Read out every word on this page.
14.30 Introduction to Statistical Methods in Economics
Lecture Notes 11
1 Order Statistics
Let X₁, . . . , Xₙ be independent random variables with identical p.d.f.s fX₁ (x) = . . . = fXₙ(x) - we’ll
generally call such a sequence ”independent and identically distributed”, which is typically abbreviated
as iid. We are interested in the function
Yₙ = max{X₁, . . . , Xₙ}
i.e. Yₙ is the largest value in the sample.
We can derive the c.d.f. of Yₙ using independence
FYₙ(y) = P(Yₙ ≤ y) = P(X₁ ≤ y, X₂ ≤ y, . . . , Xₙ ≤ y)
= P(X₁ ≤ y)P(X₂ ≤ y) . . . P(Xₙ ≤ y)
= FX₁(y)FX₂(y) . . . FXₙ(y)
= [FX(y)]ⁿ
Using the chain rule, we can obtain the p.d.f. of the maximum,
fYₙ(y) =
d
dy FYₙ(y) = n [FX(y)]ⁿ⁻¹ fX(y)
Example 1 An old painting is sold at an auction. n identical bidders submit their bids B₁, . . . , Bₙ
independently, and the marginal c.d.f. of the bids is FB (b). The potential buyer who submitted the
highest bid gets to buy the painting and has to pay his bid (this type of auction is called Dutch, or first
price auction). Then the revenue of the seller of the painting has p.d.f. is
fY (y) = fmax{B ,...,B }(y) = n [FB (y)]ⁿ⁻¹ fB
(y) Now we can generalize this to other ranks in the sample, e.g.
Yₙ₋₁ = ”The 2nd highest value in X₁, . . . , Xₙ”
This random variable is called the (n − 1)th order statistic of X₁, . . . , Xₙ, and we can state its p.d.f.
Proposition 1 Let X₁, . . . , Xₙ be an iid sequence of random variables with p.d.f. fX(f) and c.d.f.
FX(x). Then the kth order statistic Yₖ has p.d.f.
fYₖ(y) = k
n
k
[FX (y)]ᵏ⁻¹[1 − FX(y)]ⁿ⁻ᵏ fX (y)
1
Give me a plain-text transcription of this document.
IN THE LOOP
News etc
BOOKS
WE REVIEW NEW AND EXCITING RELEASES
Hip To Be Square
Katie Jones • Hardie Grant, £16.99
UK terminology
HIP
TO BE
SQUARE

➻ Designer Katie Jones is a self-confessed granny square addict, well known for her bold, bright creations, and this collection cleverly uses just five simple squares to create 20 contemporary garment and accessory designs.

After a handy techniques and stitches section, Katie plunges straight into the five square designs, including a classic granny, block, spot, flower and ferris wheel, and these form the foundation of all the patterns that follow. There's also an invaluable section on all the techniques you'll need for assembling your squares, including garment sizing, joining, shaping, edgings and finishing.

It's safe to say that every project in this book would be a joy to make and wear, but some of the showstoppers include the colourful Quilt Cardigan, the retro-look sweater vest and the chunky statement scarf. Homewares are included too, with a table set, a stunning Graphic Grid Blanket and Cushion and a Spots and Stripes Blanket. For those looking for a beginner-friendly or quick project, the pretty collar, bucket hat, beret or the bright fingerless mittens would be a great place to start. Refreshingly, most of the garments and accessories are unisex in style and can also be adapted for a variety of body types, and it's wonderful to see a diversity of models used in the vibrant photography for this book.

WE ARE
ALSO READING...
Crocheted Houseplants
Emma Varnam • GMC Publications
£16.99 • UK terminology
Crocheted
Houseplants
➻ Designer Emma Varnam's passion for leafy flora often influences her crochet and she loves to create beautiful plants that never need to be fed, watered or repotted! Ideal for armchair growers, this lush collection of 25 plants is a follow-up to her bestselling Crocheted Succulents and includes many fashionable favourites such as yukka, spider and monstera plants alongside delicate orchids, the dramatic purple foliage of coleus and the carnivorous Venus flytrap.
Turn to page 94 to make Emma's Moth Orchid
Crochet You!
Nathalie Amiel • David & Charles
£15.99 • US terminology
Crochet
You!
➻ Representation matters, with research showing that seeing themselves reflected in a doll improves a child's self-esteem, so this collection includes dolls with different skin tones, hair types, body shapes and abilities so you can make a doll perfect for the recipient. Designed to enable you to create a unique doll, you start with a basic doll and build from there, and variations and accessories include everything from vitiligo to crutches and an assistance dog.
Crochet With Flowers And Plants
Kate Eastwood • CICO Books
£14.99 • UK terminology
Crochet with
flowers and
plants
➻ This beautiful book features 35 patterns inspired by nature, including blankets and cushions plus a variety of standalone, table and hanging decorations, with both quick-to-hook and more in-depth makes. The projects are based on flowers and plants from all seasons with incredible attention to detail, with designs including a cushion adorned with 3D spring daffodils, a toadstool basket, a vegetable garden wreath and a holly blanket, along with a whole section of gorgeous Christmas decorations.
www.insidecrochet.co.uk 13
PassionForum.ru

★ ★ ★ ★ ★

What is asked:
Print all of the entries exactly as they appear.

Completed task:
Read out every word on this page.
14.30 Introduction to Statistical Methods in Economics
Lecture Notes 11
1 Order Statistics
Let X₁, . . . , Xₙ be independent random variables with identical p.d.f.s fX₁ (x) = . . . = fXₙ(x) - we’ll
generally call such a sequence ”independent and identically distributed”, which is typically abbreviated
as iid. We are interested in the function
Yₙ = max{X₁, . . . , Xₙ}
i.e. Yₙ is the largest value in the sample.
We can derive the c.d.f. of Yₙ using independence
FYₙ(y) = P(Yₙ ≤ y) = P(X₁ ≤ y, X₂ ≤ y, . . . , Xₙ ≤ y)
= P(X₁ ≤ y)P(X₂ ≤ y) . . . P(Xₙ ≤ y)
= FX₁(y)FX₂(y) . . . FXₙ(y)
= [FX(y)]ⁿ
Using the chain rule, we can obtain the p.d.f. of the maximum,
fYₙ(y) =
d
dy FYₙ(y) = n [FX(y)]ⁿ⁻¹ fX(y)
Example 1 An old painting is sold at an auction. n identical bidders submit their bids B₁, . . . , Bₙ
independently, and the marginal c.d.f. of the bids is FB (b). The potential buyer who submitted the
highest bid gets to buy the painting and has to pay his bid (this type of auction is called Dutch, or first
price auction). Then the revenue of the seller of the painting has p.d.f. is
fY (y) = fmax{B ,...,B }(y) = n [FB (y)]ⁿ⁻¹ fB
(y) Now we can generalize this to other ranks in the sample, e.g.
Yₙ₋₁ = ”The 2nd highest value in X₁, . . . , Xₙ”
This random variable is called the (n − 1)th order statistic of X₁, . . . , Xₙ, and we can state its p.d.f.
Proposition 1 Let X₁, . . . , Xₙ be an iid sequence of random variables with p.d.f. fX(f) and c.d.f.
FX(x). Then the kth order statistic Yₖ has p.d.f.
fYₖ(y) = k
n
k
[FX (y)]ᵏ⁻¹[1 − FX(y)]ⁿ⁻ᵏ fX (y)
1
Give me a plain-text transcription of this document.
IN THE LOOP
News etc
BOOKS
WE REVIEW NEW AND EXCITING RELEASES
Hip To Be Square
Katie Jones • Hardie Grant, £16.99
UK terminology
HIP
TO BE
SQUARE

➻ Designer Katie Jones is a self-confessed granny square addict, well known for her bold, bright creations, and this collection cleverly uses just five simple squares to create 20 contemporary garment and accessory designs.

After a handy techniques and stitches section, Katie plunges straight into the five square designs, including a classic granny, block, spot, flower and ferris wheel, and these form the foundation of all the patterns that follow. There's also an invaluable section on all the techniques you'll need for assembling your squares, including garment sizing, joining, shaping, edgings and finishing.

It's safe to say that every project in this book would be a joy to make and wear, but some of the showstoppers include the colourful Quilt Cardigan, the retro-look sweater vest and the chunky statement scarf. Homewares are included too, with a table set, a stunning Graphic Grid Blanket and Cushion and a Spots and Stripes Blanket. For those looking for a beginner-friendly or quick project, the pretty collar, bucket hat, beret or the bright fingerless mittens would be a great place to start. Refreshingly, most of the garments and accessories are unisex in style and can also be adapted for a variety of body types, and it's wonderful to see a diversity of models used in the vibrant photography for this book.

WE ARE
ALSO READING...
Crocheted Houseplants
Emma Varnam • GMC Publications
£16.99 • UK terminology
Crocheted
Houseplants
➻ Designer Emma Varnam's passion for leafy flora often influences her crochet and she loves to create beautiful plants that never need to be fed, watered or repotted! Ideal for armchair growers, this lush collection of 25 plants is a follow-up to her bestselling Crocheted Succulents and includes many fashionable favourites such as yukka, spider and monstera plants alongside delicate orchids, the dramatic purple foliage of coleus and the carnivorous Venus flytrap.
Turn to page 94 to make Emma's Moth Orchid
Crochet You!
Nathalie Amiel • David & Charles
£15.99 • US terminology
Crochet
You!
➻ Representation matters, with research showing that seeing themselves reflected in a doll improves a child's self-esteem, so this collection includes dolls with different skin tones, hair types, body shapes and abilities so you can make a doll perfect for the recipient. Designed to enable you to create a unique doll, you start with a basic doll and build from there, and variations and accessories include everything from vitiligo to crutches and an assistance dog.
Crochet With Flowers And Plants
Kate Eastwood • CICO Books
£14.99 • UK terminology
Crochet with
flowers and
plants
➻ This beautiful book features 35 patterns inspired by nature, including blankets and cushions plus a variety of standalone, table and hanging decorations, with both quick-to-hook and more in-depth makes. The projects are based on flowers and plants from all seasons with incredible attention to detail, with designs including a cushion adorned with 3D spring daffodils, a toadstool basket, a vegetable garden wreath and a holly blanket, along with a whole section of gorgeous Christmas decorations.
www.insidecrochet.co.uk 13
PassionForum.ru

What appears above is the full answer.